→ STATED PROBLEM
Search the material and gather each line with "道德之光" in it.

[Data excerpts]
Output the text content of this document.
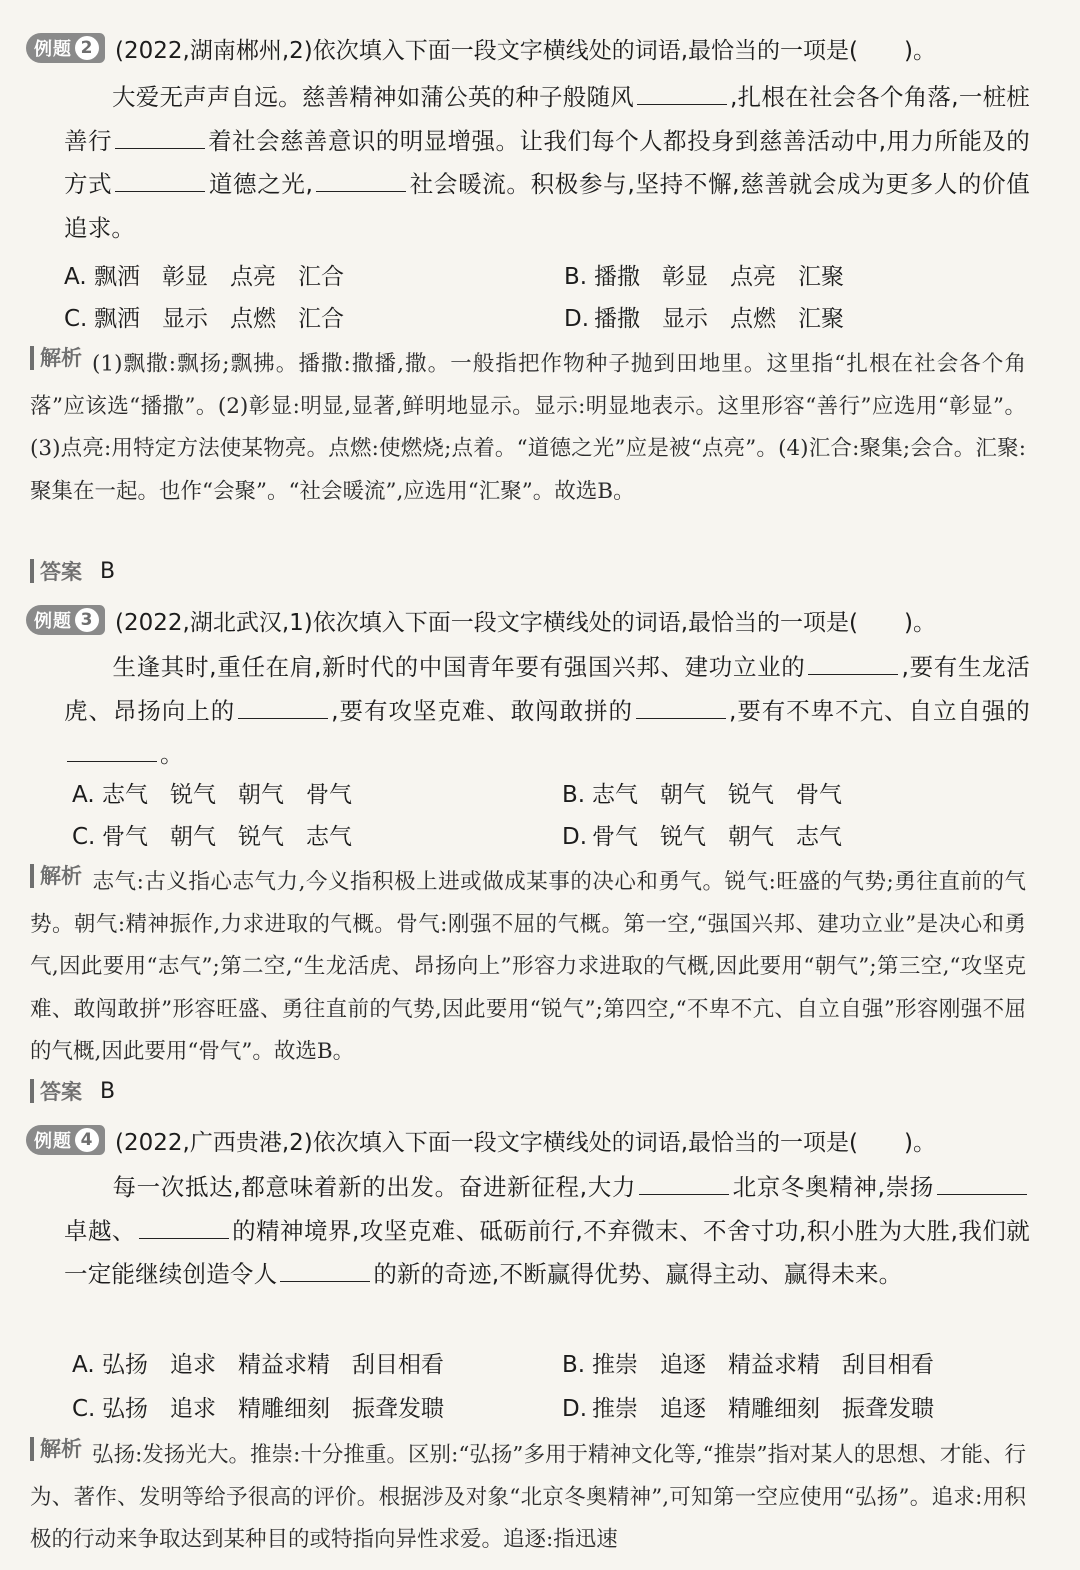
例题 2 (2022,湖南郴州,2)依次填入下面一段文字横线处的词语,最恰当的一项是(　　)。
大爱无声声自远。慈善精神如蒲公英的种子般随风	,扎根在社会各个角落,一桩桩善行	着社会慈善意识的明显增强。让我们每个人都投身到慈善活动中,用力所能及的方式	道德之光,	社会暖流。积极参与,坚持不懈,慈善就会成为更多人的价值追求。
A. 飘洒 彰显 点亮 汇合	B. 播撒 彰显 点亮 汇聚
C. 飘洒 显示 点燃 汇合	D. 播撒 显示 点燃 汇聚
解析 (1)飘撒:飘扬;飘拂。播撒:撒播,撒。一般指把作物种子抛到田地里。这里指“扎根在社会各个角落”应该选“播撒”。(2)彰显:明显,显著,鲜明地显示。显示:明显地表示。这里形容“善行”应选用“彰显”。(3)点亮:用特定方法使某物亮。点燃:使燃烧;点着。“道德之光”应是被“点亮”。(4)汇合:聚集;会合。汇聚:聚集在一起。也作“会聚”。“社会暖流”,应选用“汇聚”。故选B。
答案 B
例题 3 (2022,湖北武汉,1)依次填入下面一段文字横线处的词语,最恰当的一项是(　　)。
生逢其时,重任在肩,新时代的中国青年要有强国兴邦、建功立业的	,要有生龙活虎、昂扬向上的	,要有攻坚克难、敢闯敢拼的	,要有不卑不亢、自立自强的。
A. 志气 锐气 朝气 骨气	B. 志气 朝气 锐气 骨气
C. 骨气 朝气 锐气 志气	D. 骨气 锐气 朝气 志气
解析 志气:古义指心志气力,今义指积极上进或做成某事的决心和勇气。锐气:旺盛的气势;勇往直前的气势。朝气:精神振作,力求进取的气概。骨气:刚强不屈的气概。第一空,“强国兴邦、建功立业”是决心和勇气,因此要用“志气”;第二空,“生龙活虎、昂扬向上”形容力求进取的气概,因此要用“朝气”;第三空,“攻坚克难、敢闯敢拼”形容旺盛、勇往直前的气势,因此要用“锐气”;第四空,“不卑不亢、自立自强”形容刚强不屈的气概,因此要用“骨气”。故选B。
答案 B
例题 4 (2022,广西贵港,2)依次填入下面一段文字横线处的词语,最恰当的一项是(　　)。
每一次抵达,都意味着新的出发。奋进新征程,大力	北京冬奥精神,崇扬卓越、	的精神境界,攻坚克难、砥砺前行,不弃微末、不舍寸功,积小胜为大胜,我们就一定能继续创造令人	的新的奇迹,不断赢得优势、赢得主动、赢得未来。
A. 弘扬 追求 精益求精 刮目相看	B. 推崇 追逐 精益求精 刮目相看
C. 弘扬 追求 精雕细刻 振聋发聩	D. 推崇 追逐 精雕细刻 振聋发聩
解析 弘扬:发扬光大。推崇:十分推重。区别:“弘扬”多用于精神文化等,“推崇”指对某人的思想、才能、行为、著作、发明等给予很高的评价。根据涉及对象“北京冬奥精神”,可知第一空应使用“弘扬”。追求:用积极的行动来争取达到某种目的或特指向异性求爱。追逐:指迅速
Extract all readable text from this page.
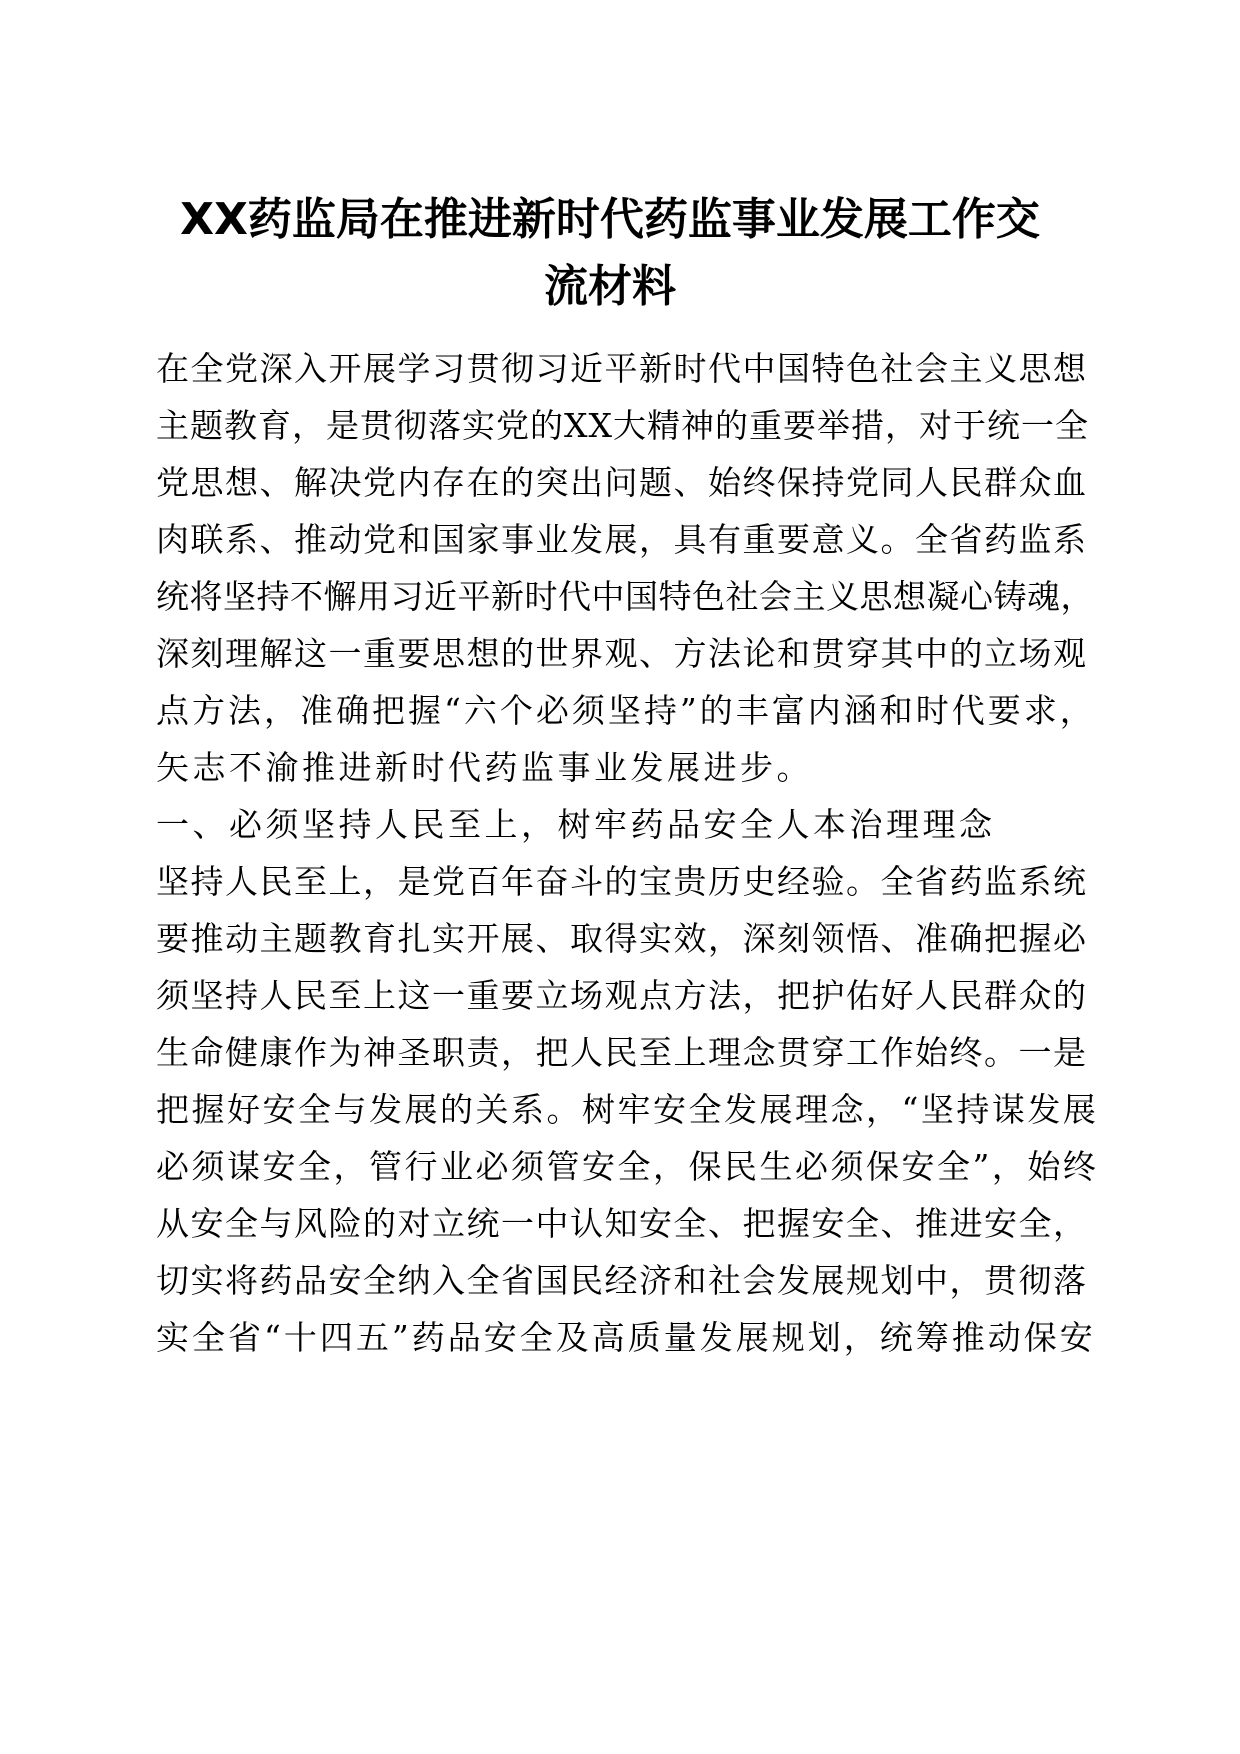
XX药监局在推进新时代药监事业发展工作交
流材料
在全党深入开展学习贯彻习近平新时代中国特色社会主义思想
主题教育，是贯彻落实党的XX大精神的重要举措，对于统一全
党思想、解决党内存在的突出问题、始终保持党同人民群众血
肉联系、推动党和国家事业发展，具有重要意义。全省药监系
统将坚持不懈用习近平新时代中国特色社会主义思想凝心铸魂，
深刻理解这一重要思想的世界观、方法论和贯穿其中的立场观
点方法，准确把握“六个必须坚持”的丰富内涵和时代要求，
矢志不渝推进新时代药监事业发展进步。
一、必须坚持人民至上，树牢药品安全人本治理理念
坚持人民至上，是党百年奋斗的宝贵历史经验。全省药监系统
要推动主题教育扎实开展、取得实效，深刻领悟、准确把握必
须坚持人民至上这一重要立场观点方法，把护佑好人民群众的
生命健康作为神圣职责，把人民至上理念贯穿工作始终。一是
把握好安全与发展的关系。树牢安全发展理念，“坚持谋发展
必须谋安全，管行业必须管安全，保民生必须保安全”，始终
从安全与风险的对立统一中认知安全、把握安全、推进安全，
切实将药品安全纳入全省国民经济和社会发展规划中，贯彻落
实全省“十四五”药品安全及高质量发展规划，统筹推动保安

→ EXERCISE SOLUTION
大爱无声声自远。慈善精神如蒲公英的种子般随风	,扎根在社会各个角落,一桩桩善行	着社会慈善意识的明显增强。让我们每个人都投身到慈善活动中,用力所能及的方式	道德之光,	社会暖流。积极参与,坚持不懈,慈善就会成为更多人的价值追求。
解析 (1)飘撒:飘扬;飘拂。播撒:撒播,撒。一般指把作物种子抛到田地里。这里指“扎根在社会各个角落”应该选“播撒”。(2)彰显:明显,显著,鲜明地显示。显示:明显地表示。这里形容“善行”应选用“彰显”。(3)点亮:用特定方法使某物亮。点燃:使燃烧;点着。“道德之光”应是被“点亮”。(4)汇合:聚集;会合。汇聚:聚集在一起。也作“会聚”。“社会暖流”,应选用“汇聚”。故选B。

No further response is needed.